WHAT YOU SHOULD DO »
Show all lines from the listing below that contain "слов".

* BEGIN INFORMATION SHOWN *

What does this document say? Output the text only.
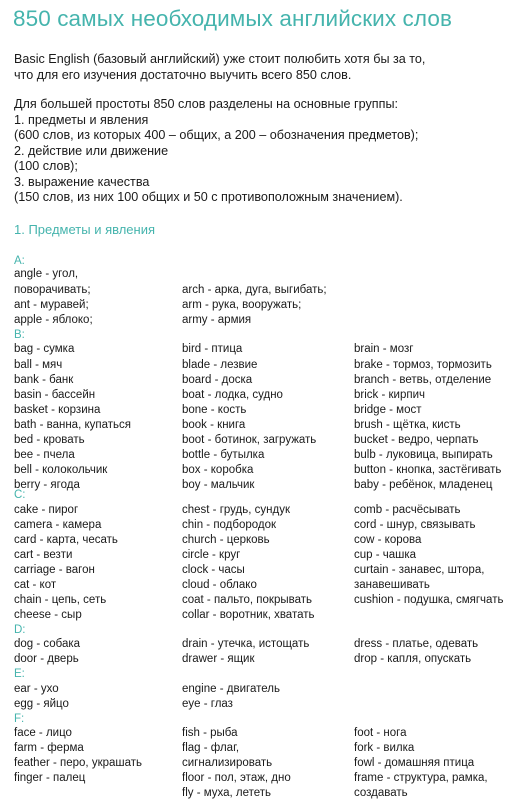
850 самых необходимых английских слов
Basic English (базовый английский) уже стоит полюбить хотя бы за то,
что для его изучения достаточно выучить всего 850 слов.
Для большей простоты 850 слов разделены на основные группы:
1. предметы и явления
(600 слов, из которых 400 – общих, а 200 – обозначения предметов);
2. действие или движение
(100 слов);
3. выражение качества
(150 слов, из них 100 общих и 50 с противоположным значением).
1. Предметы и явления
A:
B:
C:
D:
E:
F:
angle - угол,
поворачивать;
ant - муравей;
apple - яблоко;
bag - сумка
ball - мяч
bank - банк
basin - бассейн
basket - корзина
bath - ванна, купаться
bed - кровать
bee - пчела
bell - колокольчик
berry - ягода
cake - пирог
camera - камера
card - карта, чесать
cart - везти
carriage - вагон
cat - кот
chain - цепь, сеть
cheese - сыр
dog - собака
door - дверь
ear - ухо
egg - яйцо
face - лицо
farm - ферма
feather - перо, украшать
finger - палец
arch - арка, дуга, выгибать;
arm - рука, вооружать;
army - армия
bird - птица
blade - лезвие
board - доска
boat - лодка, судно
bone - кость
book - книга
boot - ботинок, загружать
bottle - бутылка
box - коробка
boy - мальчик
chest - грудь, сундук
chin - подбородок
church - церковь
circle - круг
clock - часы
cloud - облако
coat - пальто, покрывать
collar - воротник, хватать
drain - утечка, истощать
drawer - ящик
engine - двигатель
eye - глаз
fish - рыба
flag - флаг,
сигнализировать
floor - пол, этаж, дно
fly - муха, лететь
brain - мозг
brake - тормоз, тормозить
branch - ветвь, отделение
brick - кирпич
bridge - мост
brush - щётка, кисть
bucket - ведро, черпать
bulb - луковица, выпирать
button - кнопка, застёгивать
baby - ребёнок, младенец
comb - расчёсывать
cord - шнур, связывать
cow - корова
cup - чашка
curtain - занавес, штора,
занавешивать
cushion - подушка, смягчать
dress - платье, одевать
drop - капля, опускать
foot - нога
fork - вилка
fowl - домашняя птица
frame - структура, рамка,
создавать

* END INFORMATION SHOWN *

THE ANSWER »
850 самых необходимых английских слов
что для его изучения достаточно выучить всего 850 слов.
Для большей простоты 850 слов разделены на основные группы:
(600 слов, из которых 400 – общих, а 200 – обозначения предметов);
(100 слов);
(150 слов, из них 100 общих и 50 с противоположным значением).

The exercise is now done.